## BEGIN Records shown

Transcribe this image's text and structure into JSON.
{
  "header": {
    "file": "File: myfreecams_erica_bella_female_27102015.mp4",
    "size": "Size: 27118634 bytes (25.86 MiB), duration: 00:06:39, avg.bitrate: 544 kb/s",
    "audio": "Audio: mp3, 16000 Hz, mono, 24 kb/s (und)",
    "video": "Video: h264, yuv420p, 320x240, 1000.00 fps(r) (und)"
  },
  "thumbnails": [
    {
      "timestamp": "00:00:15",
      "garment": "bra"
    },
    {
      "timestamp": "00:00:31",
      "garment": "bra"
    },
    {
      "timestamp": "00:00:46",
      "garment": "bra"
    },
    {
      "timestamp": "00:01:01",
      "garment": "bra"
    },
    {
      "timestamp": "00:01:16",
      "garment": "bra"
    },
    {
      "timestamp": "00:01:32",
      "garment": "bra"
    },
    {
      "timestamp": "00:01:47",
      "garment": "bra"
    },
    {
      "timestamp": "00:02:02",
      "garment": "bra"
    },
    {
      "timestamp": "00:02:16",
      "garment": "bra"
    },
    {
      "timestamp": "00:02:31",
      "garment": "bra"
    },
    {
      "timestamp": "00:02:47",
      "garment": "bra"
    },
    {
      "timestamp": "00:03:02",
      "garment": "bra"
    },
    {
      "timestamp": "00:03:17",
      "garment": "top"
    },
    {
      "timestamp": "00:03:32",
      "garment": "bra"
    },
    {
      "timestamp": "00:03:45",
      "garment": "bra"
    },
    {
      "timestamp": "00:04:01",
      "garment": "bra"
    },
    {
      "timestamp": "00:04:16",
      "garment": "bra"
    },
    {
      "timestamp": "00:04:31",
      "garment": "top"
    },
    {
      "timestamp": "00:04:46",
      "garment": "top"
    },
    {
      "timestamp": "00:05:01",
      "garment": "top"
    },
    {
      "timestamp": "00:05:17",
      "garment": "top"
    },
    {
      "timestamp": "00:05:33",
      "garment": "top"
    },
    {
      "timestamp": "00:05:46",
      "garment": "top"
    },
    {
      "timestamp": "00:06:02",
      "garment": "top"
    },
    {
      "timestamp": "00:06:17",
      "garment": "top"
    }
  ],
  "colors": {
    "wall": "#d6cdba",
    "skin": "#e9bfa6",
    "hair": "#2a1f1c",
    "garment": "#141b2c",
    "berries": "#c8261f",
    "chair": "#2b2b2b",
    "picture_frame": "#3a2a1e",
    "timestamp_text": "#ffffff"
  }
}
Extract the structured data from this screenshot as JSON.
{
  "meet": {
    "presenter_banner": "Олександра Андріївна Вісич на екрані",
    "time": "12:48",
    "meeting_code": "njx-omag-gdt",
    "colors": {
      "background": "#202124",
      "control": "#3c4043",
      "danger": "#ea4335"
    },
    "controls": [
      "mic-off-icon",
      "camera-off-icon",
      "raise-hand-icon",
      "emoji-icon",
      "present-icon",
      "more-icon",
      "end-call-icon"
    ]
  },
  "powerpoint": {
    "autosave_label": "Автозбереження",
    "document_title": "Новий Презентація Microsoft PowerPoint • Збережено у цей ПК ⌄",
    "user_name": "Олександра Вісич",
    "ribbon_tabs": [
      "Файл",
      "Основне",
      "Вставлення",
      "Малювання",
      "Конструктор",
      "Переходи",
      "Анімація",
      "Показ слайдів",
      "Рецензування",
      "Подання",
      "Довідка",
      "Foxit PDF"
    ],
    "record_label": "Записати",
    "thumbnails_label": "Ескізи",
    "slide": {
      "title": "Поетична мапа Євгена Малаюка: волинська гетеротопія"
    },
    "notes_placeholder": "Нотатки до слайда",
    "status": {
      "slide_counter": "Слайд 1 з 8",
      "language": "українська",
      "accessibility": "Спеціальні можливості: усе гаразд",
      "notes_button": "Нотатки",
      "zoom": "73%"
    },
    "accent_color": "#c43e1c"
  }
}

## END Records shown

Copy and report every line where the word "icon" is present.

Output for this task
      "mic-off-icon",
      "camera-off-icon",
      "raise-hand-icon",
      "emoji-icon",
      "present-icon",
      "more-icon",
      "end-call-icon"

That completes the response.